▶ _EXERCISE AIM_
Repeat exactly the lines from the one containing "What does this" through the last line of the records below, both included, and nothing else.

▬▬▬▬▬▬

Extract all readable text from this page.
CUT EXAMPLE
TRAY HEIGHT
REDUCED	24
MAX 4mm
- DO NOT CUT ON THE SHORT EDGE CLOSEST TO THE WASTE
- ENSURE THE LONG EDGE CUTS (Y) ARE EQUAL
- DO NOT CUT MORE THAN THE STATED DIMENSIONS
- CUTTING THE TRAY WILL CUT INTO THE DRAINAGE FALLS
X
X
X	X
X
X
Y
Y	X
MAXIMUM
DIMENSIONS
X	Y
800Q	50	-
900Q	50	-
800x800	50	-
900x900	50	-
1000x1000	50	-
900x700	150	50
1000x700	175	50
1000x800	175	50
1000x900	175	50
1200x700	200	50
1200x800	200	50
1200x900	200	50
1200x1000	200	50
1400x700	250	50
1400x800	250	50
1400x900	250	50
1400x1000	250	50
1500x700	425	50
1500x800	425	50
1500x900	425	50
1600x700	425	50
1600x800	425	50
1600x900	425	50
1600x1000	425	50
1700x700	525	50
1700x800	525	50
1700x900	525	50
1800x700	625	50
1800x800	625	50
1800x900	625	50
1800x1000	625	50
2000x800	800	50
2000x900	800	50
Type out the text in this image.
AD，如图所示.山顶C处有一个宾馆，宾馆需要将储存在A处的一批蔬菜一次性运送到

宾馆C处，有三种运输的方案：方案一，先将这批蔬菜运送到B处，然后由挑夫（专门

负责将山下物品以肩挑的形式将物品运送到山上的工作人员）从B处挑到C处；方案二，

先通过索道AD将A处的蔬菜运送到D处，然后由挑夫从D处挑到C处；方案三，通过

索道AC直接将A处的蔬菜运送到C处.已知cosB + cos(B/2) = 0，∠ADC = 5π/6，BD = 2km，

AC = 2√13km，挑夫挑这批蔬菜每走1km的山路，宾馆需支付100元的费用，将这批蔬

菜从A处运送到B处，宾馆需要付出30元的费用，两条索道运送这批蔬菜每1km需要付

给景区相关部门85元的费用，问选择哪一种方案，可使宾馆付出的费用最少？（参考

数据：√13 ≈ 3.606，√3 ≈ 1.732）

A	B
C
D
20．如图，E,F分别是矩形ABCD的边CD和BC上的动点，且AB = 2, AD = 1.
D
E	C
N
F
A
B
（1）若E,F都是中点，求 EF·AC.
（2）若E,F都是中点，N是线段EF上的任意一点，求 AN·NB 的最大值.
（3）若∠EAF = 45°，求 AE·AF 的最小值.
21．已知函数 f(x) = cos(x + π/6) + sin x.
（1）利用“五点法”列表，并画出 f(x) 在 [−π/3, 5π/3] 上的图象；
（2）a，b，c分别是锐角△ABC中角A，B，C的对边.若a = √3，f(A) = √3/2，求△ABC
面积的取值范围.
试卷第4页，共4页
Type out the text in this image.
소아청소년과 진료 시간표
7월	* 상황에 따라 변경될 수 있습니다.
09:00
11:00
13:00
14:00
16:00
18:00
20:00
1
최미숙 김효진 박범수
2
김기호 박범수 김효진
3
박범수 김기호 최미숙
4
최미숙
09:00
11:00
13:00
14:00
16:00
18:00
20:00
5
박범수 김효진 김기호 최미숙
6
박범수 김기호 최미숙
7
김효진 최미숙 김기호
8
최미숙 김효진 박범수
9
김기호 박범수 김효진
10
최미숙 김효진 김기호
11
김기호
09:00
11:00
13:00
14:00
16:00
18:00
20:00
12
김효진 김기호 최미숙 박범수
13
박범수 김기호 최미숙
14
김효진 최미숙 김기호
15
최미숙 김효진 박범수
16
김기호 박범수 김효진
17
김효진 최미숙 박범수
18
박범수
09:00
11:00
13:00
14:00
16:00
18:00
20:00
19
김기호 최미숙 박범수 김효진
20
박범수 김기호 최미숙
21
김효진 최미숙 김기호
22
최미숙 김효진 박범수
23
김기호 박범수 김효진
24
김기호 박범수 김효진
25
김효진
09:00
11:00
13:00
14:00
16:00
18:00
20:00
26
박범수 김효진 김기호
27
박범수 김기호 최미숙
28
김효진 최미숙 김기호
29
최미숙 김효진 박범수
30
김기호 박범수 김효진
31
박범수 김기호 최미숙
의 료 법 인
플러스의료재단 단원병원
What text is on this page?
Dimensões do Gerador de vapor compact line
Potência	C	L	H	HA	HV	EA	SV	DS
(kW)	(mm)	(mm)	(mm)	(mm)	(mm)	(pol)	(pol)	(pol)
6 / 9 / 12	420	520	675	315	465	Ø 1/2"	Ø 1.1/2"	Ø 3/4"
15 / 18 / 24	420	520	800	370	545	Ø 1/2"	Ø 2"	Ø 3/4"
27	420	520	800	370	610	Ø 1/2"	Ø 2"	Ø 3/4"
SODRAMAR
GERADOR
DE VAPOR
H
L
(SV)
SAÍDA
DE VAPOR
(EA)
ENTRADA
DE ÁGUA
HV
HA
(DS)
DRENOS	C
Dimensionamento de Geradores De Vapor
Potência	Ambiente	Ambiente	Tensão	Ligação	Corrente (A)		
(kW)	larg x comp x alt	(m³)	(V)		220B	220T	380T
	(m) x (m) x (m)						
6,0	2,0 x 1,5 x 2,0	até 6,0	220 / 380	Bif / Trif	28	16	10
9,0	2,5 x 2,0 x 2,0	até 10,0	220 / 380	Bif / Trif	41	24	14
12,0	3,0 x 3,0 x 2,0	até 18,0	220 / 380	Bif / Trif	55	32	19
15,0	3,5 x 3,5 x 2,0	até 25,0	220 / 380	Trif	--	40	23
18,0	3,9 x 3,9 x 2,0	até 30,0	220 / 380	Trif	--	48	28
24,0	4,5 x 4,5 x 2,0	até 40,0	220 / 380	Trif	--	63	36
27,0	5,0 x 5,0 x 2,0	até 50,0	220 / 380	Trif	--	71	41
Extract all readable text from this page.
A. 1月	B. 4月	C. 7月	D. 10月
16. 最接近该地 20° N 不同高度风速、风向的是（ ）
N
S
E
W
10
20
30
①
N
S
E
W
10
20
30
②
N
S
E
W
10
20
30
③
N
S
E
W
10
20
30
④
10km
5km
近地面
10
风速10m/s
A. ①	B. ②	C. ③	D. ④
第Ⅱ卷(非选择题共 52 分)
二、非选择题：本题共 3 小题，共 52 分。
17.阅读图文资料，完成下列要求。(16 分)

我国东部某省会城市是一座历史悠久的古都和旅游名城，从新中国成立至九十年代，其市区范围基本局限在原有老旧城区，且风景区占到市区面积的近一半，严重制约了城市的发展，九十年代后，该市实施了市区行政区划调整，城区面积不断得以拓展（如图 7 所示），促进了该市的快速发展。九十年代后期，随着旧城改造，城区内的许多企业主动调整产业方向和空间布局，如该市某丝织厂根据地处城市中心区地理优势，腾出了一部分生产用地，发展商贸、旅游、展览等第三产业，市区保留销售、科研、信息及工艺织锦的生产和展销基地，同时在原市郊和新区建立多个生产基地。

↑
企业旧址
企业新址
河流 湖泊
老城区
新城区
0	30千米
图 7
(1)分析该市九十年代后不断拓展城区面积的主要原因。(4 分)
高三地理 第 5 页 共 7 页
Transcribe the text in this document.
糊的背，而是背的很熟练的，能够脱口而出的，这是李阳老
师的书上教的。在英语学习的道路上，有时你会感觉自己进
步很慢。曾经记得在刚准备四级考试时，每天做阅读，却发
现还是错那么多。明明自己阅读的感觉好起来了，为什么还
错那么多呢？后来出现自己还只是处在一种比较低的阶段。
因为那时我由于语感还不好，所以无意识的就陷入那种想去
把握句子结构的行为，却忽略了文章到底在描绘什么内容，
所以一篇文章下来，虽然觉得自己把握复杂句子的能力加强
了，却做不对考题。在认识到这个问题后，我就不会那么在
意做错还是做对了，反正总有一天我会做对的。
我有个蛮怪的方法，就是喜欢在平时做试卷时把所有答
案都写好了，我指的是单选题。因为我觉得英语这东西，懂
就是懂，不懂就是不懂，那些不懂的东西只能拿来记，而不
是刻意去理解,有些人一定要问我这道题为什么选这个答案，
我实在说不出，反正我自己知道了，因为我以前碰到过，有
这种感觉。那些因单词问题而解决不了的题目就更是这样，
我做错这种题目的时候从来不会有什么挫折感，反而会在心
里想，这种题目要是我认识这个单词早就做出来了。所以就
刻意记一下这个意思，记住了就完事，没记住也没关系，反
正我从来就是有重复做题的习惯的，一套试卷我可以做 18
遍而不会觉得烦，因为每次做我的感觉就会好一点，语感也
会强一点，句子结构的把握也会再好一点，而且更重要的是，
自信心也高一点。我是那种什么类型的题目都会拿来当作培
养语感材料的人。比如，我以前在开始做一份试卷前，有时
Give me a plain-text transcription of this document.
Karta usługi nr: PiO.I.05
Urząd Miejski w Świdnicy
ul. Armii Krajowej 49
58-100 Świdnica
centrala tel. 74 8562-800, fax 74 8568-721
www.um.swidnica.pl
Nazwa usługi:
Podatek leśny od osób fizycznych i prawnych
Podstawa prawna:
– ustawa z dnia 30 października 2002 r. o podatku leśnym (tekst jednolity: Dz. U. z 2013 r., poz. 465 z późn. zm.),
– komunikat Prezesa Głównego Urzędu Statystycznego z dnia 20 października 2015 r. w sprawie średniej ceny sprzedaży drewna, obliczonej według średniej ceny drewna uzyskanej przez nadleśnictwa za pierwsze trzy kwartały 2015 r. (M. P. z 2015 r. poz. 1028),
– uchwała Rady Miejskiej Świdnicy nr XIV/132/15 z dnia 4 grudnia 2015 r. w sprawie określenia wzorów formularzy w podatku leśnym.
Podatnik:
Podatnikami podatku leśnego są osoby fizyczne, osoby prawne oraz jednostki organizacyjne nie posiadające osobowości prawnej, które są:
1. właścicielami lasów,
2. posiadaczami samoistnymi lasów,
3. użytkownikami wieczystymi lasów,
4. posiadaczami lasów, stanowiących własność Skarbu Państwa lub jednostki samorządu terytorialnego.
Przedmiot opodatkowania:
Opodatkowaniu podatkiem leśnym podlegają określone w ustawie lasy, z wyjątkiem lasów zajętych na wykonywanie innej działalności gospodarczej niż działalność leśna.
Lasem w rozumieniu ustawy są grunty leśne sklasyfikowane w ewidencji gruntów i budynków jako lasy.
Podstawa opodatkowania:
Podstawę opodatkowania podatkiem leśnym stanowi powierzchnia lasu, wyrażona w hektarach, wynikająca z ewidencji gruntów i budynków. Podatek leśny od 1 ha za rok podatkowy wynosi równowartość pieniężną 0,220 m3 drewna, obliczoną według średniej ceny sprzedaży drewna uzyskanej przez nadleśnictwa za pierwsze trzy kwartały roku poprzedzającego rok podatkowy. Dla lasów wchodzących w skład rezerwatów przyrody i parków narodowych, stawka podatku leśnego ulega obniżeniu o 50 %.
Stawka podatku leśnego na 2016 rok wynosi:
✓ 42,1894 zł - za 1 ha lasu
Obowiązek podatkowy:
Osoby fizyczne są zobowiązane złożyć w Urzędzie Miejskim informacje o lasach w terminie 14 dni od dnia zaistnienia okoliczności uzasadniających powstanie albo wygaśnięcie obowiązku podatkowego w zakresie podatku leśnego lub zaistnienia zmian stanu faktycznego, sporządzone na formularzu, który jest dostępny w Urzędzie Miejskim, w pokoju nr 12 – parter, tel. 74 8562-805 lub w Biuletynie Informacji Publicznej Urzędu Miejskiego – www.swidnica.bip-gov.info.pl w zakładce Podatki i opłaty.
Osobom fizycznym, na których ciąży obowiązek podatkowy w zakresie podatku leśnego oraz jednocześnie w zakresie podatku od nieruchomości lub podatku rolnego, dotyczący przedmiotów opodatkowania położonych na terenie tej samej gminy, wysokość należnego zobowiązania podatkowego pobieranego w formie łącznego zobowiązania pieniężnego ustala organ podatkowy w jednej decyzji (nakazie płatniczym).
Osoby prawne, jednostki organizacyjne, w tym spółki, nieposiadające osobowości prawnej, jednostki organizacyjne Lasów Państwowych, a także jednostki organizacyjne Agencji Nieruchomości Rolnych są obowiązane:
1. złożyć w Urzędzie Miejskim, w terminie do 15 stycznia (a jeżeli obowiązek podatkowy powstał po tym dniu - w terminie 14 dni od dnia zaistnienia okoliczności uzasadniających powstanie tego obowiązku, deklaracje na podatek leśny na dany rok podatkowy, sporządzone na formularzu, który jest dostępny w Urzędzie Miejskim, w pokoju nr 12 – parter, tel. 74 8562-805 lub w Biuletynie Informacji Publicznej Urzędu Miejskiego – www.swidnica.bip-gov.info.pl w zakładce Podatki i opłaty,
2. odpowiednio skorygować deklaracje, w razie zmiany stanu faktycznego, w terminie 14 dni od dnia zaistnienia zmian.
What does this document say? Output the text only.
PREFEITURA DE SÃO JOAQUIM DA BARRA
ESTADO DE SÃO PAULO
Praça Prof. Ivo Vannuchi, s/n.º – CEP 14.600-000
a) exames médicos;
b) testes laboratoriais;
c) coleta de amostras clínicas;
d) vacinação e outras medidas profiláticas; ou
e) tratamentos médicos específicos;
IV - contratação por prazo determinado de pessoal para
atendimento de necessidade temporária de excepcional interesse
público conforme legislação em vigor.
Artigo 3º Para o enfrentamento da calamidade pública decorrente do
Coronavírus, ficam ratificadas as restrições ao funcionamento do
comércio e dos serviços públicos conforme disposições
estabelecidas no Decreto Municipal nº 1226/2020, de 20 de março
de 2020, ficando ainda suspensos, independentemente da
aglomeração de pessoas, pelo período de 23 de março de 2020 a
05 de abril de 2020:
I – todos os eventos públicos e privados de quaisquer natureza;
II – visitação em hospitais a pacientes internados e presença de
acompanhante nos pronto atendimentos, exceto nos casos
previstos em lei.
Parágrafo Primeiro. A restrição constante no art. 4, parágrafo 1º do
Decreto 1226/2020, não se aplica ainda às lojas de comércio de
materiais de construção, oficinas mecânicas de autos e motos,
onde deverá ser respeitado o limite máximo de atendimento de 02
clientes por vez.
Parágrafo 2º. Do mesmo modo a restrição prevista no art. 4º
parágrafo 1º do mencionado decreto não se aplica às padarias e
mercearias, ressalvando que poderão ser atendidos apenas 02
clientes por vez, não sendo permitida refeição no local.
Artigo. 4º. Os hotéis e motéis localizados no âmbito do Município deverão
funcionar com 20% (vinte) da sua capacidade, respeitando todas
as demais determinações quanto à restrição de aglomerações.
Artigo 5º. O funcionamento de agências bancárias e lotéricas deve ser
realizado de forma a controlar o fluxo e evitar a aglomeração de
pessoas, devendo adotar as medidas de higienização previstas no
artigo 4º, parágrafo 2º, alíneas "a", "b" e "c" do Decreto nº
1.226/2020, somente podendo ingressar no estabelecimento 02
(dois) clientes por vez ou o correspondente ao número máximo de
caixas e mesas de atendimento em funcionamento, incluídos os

▬▬▬▬▬▬

▶ _ANSWER TO THIS TASK_
What does this document say? Output the text only.
PREFEITURA DE SÃO JOAQUIM DA BARRA
ESTADO DE SÃO PAULO
Praça Prof. Ivo Vannuchi, s/n.º – CEP 14.600-000
a) exames médicos;
b) testes laboratoriais;
c) coleta de amostras clínicas;
d) vacinação e outras medidas profiláticas; ou
e) tratamentos médicos específicos;
IV - contratação por prazo determinado de pessoal para
atendimento de necessidade temporária de excepcional interesse
público conforme legislação em vigor.
Artigo 3º Para o enfrentamento da calamidade pública decorrente do
Coronavírus, ficam ratificadas as restrições ao funcionamento do
comércio e dos serviços públicos conforme disposições
estabelecidas no Decreto Municipal nº 1226/2020, de 20 de março
de 2020, ficando ainda suspensos, independentemente da
aglomeração de pessoas, pelo período de 23 de março de 2020 a
05 de abril de 2020:
I – todos os eventos públicos e privados de quaisquer natureza;
II – visitação em hospitais a pacientes internados e presença de
acompanhante nos pronto atendimentos, exceto nos casos
previstos em lei.
Parágrafo Primeiro. A restrição constante no art. 4, parágrafo 1º do
Decreto 1226/2020, não se aplica ainda às lojas de comércio de
materiais de construção, oficinas mecânicas de autos e motos,
onde deverá ser respeitado o limite máximo de atendimento de 02
clientes por vez.
Parágrafo 2º. Do mesmo modo a restrição prevista no art. 4º
parágrafo 1º do mencionado decreto não se aplica às padarias e
mercearias, ressalvando que poderão ser atendidos apenas 02
clientes por vez, não sendo permitida refeição no local.
Artigo. 4º. Os hotéis e motéis localizados no âmbito do Município deverão
funcionar com 20% (vinte) da sua capacidade, respeitando todas
as demais determinações quanto à restrição de aglomerações.
Artigo 5º. O funcionamento de agências bancárias e lotéricas deve ser
realizado de forma a controlar o fluxo e evitar a aglomeração de
pessoas, devendo adotar as medidas de higienização previstas no
artigo 4º, parágrafo 2º, alíneas "a", "b" e "c" do Decreto nº
1.226/2020, somente podendo ingressar no estabelecimento 02
(dois) clientes por vez ou o correspondente ao número máximo de
caixas e mesas de atendimento em funcionamento, incluídos os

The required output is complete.